Set problem
Wherever a line below holds the word "other", copy that line.

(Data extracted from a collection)
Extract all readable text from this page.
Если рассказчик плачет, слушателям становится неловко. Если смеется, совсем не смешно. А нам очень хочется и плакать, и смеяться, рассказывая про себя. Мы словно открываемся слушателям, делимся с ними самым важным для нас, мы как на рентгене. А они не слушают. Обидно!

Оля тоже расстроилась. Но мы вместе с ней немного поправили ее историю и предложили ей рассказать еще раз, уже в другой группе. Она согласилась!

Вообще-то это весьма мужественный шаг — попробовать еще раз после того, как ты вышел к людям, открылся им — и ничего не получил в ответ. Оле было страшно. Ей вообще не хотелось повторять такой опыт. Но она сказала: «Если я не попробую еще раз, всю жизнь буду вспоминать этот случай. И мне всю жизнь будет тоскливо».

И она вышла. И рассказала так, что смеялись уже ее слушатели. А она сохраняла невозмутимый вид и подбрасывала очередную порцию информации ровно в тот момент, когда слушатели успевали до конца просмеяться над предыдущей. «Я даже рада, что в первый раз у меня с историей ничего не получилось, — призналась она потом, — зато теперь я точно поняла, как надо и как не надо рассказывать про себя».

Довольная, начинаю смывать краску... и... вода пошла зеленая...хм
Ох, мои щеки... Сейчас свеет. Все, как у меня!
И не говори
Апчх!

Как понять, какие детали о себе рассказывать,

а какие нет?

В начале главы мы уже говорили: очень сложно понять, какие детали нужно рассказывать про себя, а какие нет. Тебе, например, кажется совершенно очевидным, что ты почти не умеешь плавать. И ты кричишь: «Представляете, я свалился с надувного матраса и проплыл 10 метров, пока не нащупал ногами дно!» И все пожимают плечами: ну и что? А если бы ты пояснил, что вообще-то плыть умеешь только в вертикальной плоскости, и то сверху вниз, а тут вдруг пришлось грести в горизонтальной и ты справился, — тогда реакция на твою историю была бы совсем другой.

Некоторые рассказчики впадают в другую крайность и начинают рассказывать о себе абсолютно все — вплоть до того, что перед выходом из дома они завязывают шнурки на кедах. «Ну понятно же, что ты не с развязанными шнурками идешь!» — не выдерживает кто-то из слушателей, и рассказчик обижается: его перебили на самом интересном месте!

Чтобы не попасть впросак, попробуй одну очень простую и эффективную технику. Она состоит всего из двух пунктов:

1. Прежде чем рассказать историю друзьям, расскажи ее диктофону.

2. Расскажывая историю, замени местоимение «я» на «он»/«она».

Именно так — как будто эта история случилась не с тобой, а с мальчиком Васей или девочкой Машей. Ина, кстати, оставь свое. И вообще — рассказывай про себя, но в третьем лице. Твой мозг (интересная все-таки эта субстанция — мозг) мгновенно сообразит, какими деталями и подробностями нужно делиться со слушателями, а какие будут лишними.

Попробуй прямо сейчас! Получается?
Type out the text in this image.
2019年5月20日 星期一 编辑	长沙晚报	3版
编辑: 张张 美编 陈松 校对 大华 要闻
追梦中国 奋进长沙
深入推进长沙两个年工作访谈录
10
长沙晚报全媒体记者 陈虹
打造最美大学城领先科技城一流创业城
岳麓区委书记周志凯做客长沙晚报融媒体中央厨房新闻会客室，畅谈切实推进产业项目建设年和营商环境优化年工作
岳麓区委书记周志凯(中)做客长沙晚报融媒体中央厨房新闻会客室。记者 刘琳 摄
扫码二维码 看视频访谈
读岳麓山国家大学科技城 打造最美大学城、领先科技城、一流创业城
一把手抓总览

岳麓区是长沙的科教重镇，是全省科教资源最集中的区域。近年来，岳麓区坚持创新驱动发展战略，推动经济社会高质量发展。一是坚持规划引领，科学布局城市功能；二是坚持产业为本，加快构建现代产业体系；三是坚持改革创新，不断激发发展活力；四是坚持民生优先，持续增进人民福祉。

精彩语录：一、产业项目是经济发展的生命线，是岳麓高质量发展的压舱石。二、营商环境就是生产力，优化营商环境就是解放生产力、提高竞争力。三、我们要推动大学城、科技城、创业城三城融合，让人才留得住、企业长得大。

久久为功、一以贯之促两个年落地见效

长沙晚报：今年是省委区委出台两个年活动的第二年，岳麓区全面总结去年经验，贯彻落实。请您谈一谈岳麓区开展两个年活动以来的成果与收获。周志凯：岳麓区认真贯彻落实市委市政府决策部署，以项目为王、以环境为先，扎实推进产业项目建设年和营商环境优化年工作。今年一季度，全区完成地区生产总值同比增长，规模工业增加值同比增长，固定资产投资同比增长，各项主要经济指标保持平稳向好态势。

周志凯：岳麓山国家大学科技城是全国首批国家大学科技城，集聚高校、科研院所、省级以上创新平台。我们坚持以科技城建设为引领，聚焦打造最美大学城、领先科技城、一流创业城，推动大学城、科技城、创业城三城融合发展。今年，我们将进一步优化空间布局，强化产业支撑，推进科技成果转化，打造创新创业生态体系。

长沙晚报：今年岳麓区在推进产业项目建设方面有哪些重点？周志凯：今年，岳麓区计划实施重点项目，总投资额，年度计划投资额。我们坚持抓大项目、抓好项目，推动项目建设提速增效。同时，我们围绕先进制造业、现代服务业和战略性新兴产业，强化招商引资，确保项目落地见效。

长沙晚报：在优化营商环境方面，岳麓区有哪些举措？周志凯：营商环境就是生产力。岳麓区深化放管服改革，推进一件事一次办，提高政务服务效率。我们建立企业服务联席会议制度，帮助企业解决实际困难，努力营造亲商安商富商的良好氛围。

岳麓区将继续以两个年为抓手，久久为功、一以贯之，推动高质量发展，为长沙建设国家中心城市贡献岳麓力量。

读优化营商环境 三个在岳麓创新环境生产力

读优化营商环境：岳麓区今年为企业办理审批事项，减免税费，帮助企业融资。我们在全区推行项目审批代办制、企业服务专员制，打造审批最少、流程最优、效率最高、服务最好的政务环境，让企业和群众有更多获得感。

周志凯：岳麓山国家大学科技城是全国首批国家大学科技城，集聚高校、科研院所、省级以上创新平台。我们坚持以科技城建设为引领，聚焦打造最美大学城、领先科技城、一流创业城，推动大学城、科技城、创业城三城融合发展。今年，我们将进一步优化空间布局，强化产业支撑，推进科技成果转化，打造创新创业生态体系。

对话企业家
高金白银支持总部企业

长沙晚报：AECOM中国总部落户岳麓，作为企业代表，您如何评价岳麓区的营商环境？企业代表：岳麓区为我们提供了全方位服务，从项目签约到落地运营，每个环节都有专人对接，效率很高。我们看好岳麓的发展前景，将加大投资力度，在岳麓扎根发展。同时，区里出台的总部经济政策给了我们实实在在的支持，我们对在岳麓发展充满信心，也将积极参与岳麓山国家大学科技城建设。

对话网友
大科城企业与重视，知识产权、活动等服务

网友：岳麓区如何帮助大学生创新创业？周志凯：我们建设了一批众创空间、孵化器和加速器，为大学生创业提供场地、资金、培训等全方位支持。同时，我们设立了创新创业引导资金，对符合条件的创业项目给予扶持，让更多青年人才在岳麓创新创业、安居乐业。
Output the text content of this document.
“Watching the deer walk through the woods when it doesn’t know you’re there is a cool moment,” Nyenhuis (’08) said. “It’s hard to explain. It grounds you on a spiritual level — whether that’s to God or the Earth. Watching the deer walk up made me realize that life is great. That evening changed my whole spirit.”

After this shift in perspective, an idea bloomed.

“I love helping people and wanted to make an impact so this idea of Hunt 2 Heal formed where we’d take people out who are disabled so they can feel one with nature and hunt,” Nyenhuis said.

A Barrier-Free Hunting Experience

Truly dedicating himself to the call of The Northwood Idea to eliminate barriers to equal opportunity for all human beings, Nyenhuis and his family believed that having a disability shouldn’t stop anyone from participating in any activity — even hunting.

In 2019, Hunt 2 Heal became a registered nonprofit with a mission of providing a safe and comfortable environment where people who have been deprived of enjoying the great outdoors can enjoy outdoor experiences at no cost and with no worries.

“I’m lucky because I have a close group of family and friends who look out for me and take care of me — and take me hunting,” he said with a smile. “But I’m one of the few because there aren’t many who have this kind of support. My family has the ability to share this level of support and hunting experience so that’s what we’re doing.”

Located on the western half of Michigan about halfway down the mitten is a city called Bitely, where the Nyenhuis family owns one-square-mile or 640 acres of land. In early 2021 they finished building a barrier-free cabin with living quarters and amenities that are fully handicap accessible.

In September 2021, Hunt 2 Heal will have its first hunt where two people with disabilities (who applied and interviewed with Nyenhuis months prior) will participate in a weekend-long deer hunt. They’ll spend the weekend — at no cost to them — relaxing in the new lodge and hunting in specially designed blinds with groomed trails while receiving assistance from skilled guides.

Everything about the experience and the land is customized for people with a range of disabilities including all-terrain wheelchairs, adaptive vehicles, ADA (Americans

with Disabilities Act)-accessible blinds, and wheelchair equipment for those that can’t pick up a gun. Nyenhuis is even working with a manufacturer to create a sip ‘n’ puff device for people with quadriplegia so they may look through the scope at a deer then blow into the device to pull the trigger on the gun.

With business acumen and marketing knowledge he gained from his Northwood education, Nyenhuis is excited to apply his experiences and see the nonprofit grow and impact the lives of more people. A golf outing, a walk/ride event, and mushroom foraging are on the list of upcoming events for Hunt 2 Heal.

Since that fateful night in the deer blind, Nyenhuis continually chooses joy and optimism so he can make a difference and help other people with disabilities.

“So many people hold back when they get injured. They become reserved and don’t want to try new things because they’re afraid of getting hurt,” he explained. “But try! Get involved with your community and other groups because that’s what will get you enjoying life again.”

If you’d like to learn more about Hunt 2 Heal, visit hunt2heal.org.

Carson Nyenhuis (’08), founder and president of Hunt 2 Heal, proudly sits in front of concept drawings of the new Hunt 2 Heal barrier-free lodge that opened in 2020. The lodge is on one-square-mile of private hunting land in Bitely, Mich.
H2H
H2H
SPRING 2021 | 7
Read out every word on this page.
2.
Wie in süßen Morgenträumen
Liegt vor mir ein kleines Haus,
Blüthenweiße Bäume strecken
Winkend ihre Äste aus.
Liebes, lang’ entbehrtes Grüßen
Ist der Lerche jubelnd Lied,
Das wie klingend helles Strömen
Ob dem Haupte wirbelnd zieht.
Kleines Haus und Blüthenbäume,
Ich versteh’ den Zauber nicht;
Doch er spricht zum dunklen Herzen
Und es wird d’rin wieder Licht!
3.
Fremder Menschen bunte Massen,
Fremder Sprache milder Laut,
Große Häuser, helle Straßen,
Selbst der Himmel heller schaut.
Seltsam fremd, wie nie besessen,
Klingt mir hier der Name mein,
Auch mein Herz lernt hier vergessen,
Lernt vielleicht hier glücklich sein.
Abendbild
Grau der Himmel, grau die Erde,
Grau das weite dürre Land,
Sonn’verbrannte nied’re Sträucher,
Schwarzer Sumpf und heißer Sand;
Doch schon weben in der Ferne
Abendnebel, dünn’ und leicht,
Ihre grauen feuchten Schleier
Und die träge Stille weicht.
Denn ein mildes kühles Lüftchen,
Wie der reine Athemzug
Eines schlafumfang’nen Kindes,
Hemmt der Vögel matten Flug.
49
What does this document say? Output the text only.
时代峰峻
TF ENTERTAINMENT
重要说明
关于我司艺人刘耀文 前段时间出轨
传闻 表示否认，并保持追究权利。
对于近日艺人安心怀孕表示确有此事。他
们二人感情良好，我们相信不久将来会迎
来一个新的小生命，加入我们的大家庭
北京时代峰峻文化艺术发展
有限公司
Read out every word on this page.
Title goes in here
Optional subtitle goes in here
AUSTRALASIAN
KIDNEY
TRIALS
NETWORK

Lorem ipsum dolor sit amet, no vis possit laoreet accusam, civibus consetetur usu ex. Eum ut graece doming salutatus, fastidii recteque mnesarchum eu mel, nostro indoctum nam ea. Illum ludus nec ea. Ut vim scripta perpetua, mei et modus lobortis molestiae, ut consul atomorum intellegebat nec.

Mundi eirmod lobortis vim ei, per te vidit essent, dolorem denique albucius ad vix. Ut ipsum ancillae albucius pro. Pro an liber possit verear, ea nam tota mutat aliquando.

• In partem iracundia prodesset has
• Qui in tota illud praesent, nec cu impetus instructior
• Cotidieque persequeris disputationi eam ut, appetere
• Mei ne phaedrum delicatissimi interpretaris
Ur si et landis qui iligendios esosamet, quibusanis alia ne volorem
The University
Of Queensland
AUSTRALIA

Final answer
Since that fateful night in the deer blind, Nyenhuis continually chooses joy and optimism so he can make a difference and help other people with disabilities.
“So many people hold back when they get injured. They become reserved and don’t want to try new things because they’re afraid of getting hurt,” he explained. “But try! Get involved with your community and other groups because that’s what will get you enjoying life again.”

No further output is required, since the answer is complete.